_Exercise inputs_.
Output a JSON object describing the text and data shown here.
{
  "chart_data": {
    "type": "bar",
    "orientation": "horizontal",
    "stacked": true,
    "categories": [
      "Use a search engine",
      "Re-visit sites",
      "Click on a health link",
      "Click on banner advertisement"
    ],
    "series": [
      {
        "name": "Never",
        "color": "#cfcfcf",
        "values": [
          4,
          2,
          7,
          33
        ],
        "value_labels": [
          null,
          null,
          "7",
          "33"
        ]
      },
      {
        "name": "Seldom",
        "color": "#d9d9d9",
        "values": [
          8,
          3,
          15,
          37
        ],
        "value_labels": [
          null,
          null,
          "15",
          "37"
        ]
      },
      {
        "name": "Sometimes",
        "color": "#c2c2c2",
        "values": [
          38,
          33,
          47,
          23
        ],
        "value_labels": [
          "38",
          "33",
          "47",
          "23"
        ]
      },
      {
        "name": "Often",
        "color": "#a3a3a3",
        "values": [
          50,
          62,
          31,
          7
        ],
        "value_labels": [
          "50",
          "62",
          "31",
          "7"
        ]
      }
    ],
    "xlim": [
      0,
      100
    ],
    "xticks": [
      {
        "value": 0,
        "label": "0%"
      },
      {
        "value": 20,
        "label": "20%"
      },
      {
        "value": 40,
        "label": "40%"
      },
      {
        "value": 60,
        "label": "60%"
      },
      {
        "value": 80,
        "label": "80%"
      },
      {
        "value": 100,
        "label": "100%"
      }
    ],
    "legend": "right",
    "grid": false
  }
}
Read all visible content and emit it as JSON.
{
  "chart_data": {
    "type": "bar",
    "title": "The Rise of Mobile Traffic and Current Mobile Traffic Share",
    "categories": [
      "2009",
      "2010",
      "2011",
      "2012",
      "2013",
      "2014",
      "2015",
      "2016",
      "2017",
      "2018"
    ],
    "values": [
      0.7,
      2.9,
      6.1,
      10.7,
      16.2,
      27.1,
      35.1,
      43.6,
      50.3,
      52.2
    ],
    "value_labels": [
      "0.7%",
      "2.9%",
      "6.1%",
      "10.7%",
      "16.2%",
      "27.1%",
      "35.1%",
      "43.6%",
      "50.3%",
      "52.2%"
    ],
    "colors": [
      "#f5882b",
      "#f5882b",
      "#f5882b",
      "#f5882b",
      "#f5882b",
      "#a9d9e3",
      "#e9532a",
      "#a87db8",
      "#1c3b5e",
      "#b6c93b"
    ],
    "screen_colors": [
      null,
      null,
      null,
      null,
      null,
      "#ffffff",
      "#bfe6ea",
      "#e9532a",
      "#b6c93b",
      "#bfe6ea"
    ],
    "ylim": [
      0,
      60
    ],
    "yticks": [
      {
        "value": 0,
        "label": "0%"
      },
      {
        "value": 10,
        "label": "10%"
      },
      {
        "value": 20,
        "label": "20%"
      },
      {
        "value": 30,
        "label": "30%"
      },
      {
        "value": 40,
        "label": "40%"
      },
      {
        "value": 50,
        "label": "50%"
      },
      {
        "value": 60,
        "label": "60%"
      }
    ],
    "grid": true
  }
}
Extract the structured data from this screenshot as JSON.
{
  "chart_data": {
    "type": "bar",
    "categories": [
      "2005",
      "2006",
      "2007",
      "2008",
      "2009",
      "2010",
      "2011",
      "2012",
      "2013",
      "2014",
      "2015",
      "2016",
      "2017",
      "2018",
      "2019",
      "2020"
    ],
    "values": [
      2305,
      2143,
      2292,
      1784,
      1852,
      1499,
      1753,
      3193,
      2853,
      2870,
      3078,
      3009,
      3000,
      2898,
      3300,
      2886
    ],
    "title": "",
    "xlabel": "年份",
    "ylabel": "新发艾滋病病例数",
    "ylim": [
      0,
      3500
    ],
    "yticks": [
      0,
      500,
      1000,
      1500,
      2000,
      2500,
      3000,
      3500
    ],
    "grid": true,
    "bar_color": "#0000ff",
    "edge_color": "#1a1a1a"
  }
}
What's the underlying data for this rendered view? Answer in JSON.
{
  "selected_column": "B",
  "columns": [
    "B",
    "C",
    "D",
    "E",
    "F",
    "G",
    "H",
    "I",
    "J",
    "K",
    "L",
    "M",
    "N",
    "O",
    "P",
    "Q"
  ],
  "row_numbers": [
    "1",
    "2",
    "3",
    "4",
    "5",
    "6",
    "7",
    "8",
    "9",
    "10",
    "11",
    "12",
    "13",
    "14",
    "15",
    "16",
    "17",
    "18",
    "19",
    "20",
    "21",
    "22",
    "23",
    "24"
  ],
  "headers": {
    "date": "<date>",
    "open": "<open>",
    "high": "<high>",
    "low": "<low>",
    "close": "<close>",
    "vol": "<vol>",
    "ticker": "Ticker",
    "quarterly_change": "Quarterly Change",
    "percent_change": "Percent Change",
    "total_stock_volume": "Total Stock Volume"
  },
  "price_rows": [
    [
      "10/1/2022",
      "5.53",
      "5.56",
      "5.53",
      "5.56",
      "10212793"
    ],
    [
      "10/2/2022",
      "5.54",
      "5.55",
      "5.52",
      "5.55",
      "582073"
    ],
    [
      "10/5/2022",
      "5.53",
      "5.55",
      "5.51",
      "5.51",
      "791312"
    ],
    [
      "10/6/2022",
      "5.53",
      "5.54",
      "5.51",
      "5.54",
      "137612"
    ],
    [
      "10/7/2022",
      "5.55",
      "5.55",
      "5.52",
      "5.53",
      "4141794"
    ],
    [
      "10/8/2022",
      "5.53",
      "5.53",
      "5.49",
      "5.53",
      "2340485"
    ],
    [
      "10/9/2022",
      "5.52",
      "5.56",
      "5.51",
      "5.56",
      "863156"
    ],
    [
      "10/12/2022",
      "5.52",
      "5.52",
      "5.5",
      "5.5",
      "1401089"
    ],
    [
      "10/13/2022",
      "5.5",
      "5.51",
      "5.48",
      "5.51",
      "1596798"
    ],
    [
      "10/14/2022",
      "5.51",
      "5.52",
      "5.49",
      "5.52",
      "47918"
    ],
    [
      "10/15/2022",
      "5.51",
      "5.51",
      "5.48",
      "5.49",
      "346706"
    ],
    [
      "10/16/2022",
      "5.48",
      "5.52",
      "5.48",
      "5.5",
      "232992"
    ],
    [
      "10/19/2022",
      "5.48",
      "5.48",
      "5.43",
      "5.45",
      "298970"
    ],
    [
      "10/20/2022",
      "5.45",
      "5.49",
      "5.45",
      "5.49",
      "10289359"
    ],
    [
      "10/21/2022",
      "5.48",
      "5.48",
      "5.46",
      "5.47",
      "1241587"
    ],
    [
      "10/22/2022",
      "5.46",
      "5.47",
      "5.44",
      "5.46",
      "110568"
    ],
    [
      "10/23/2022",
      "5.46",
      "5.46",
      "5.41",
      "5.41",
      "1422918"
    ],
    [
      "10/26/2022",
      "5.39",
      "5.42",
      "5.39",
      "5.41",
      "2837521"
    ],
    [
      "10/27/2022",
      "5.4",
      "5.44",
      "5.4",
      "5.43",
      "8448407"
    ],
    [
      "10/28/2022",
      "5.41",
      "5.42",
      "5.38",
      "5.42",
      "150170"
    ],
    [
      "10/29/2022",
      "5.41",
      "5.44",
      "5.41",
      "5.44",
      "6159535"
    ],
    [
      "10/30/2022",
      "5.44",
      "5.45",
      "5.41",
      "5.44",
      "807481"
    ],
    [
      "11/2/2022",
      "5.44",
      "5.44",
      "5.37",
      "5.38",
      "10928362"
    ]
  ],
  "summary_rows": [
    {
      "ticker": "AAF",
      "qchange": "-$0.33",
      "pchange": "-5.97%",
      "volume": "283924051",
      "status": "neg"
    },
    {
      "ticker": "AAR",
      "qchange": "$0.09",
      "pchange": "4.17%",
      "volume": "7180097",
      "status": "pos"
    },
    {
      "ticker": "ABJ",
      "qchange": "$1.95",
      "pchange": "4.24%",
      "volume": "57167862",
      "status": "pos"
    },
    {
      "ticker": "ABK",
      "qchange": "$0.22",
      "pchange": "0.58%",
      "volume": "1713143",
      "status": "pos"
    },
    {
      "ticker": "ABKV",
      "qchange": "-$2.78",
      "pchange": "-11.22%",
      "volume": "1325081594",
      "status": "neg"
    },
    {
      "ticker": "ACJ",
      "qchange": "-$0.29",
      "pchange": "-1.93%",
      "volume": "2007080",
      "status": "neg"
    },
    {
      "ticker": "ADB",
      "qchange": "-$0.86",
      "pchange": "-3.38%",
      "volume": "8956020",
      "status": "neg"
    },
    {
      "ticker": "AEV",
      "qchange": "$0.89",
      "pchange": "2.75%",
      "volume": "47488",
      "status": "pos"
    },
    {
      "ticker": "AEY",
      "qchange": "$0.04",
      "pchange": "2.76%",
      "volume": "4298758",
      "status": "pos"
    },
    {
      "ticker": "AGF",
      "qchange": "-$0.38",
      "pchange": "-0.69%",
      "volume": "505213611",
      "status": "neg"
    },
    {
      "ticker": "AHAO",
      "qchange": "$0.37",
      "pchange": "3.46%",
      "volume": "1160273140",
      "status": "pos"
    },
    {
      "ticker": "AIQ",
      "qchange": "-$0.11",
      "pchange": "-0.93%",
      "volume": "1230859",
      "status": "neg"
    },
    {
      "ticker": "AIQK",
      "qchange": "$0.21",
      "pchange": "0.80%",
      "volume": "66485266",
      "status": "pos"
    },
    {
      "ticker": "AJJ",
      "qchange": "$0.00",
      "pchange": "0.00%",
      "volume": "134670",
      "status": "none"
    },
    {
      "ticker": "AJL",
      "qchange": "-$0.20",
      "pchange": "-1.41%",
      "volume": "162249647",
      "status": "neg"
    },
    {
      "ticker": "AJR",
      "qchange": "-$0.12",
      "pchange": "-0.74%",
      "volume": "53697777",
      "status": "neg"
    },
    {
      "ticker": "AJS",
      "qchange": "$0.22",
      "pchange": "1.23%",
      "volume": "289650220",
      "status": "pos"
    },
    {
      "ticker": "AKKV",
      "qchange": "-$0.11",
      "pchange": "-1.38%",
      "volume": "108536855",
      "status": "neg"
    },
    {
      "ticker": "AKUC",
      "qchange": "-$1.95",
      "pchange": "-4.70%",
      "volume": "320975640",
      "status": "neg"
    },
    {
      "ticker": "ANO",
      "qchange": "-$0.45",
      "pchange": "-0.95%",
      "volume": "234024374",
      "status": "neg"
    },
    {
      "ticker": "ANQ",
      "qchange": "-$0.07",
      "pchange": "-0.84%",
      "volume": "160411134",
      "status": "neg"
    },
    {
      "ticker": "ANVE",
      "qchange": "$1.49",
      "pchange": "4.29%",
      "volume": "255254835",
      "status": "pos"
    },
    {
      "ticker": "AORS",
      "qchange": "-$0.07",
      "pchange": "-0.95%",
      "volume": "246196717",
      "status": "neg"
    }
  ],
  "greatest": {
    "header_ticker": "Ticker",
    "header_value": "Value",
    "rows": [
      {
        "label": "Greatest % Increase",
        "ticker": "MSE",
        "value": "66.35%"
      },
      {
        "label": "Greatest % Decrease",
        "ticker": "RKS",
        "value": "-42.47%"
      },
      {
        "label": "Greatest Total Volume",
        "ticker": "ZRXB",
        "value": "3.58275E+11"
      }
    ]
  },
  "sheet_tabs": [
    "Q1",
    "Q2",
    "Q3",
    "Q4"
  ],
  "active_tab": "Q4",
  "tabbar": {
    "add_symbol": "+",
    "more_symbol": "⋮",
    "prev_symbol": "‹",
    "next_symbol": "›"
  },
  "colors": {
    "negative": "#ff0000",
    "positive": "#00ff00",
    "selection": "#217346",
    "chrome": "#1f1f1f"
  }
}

_Task brief_. Gather up the lines that contain the word "title".

_Final result_.
    "title": "The Rise of Mobile Traffic and Current Mobile Traffic Share",
    "title": "",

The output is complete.